▶ Problem requirements: Search the data for the word "Региональном". Reproduce every line where it is found.

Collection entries
+---+

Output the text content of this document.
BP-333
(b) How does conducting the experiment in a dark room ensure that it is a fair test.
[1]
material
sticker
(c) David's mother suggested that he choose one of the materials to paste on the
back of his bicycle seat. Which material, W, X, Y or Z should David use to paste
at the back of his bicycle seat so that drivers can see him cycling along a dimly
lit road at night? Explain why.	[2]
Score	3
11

+---+

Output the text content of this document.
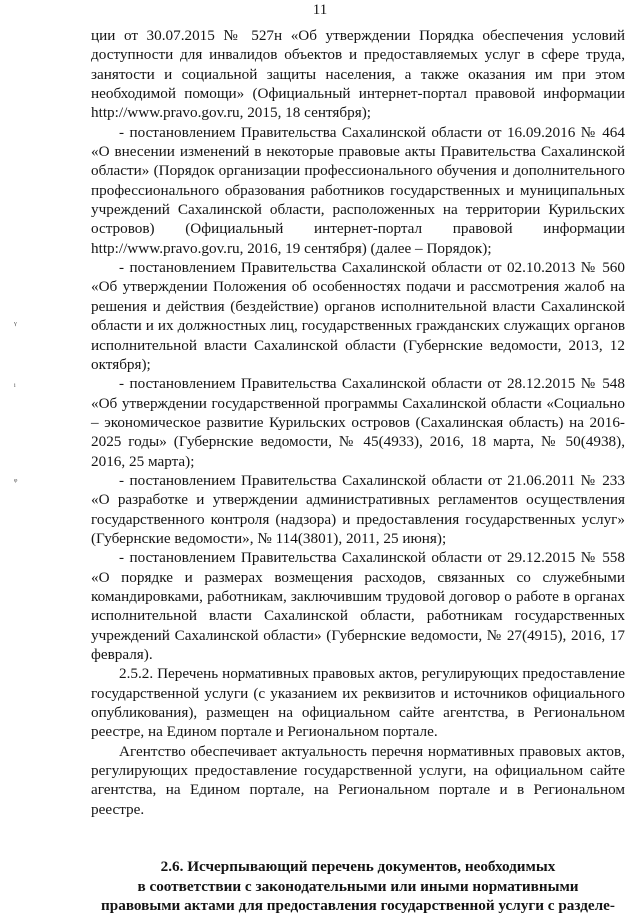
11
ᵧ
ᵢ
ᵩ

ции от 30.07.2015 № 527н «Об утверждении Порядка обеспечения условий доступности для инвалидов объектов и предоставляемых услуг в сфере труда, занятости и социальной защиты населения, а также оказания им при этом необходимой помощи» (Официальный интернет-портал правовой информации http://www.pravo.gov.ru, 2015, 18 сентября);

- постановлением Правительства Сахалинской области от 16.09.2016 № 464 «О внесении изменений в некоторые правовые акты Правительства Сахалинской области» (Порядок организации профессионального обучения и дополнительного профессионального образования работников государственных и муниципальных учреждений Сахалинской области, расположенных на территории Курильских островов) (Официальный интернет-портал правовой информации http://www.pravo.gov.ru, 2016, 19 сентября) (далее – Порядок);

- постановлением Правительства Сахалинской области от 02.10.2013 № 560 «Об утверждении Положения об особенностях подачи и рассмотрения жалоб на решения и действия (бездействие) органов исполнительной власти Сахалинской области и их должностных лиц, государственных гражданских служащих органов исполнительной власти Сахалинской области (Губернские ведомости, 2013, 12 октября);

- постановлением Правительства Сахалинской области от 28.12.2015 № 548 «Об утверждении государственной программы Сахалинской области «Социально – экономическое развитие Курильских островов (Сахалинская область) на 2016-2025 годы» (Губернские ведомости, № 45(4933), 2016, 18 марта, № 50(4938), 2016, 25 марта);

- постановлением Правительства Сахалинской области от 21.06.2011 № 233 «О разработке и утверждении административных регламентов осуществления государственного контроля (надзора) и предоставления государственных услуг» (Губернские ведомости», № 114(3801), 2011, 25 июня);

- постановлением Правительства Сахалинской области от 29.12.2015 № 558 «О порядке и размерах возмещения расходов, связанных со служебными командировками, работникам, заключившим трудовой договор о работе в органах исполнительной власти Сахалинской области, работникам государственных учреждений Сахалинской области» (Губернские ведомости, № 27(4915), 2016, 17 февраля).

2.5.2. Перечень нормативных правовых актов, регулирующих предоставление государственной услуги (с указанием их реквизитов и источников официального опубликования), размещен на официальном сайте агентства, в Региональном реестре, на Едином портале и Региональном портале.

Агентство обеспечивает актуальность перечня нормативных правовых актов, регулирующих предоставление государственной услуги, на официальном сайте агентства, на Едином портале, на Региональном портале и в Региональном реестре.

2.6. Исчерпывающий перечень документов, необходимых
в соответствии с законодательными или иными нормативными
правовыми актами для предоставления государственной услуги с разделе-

+---+

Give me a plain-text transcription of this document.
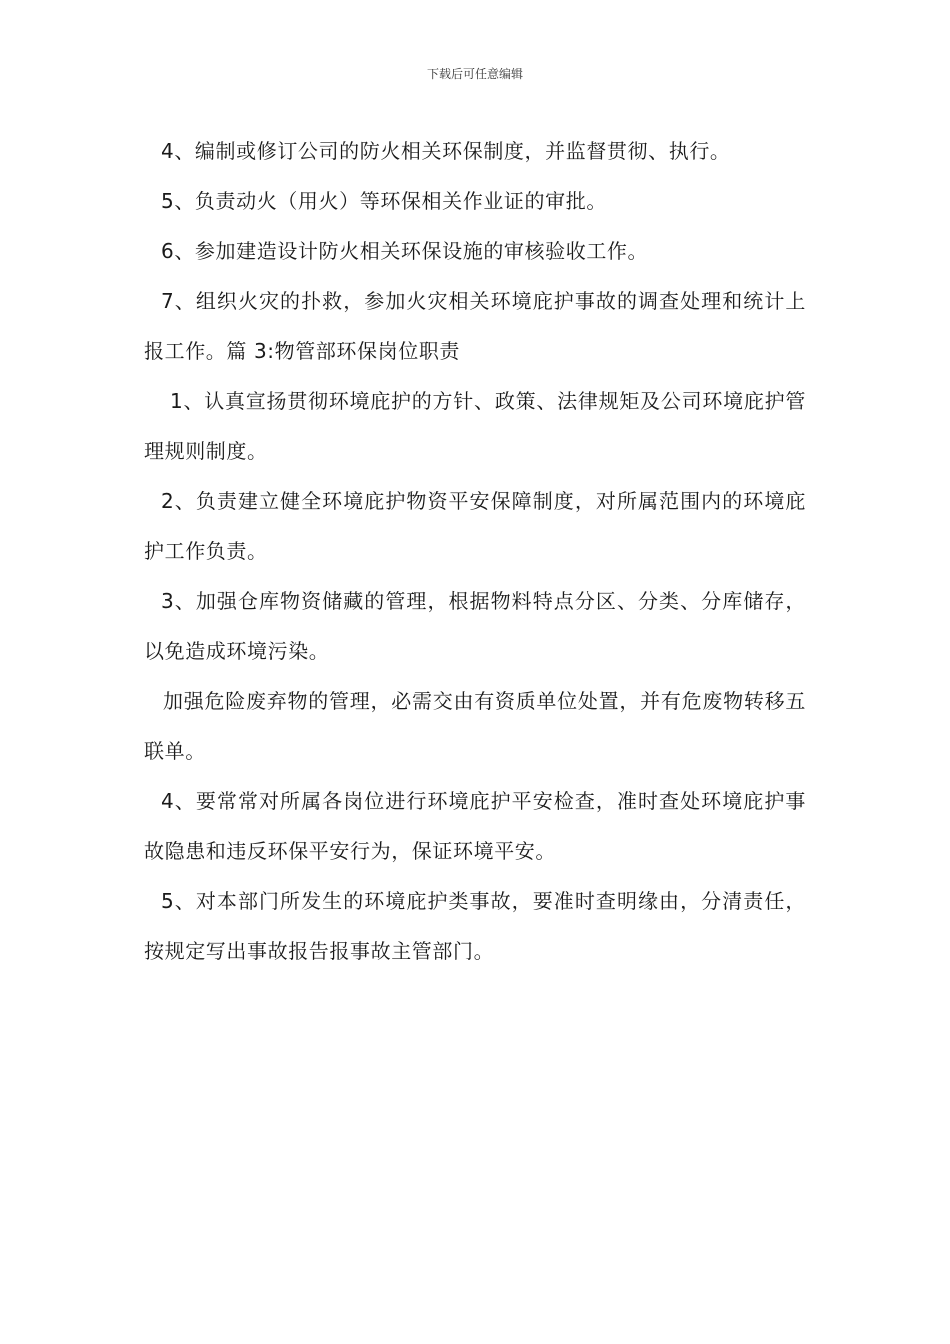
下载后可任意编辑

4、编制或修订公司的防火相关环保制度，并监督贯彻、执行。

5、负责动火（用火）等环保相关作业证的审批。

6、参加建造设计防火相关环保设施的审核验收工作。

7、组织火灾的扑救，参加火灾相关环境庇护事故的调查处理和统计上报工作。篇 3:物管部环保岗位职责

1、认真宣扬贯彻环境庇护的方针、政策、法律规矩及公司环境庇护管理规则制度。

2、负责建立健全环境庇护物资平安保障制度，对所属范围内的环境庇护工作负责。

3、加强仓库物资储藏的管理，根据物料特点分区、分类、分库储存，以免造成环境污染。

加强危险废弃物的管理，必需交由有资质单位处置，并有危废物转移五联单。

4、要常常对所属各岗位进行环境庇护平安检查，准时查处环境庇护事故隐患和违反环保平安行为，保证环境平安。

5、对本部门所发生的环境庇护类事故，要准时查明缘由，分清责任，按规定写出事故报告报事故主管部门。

+---+

▶ Reply:
2.5.2. Перечень нормативных правовых актов, регулирующих предоставление государственной услуги (с указанием их реквизитов и источников официального опубликования), размещен на официальном сайте агентства, в Региональном реестре, на Едином портале и Региональном портале.
Агентство обеспечивает актуальность перечня нормативных правовых актов, регулирующих предоставление государственной услуги, на официальном сайте агентства, на Едином портале, на Региональном портале и в Региональном реестре.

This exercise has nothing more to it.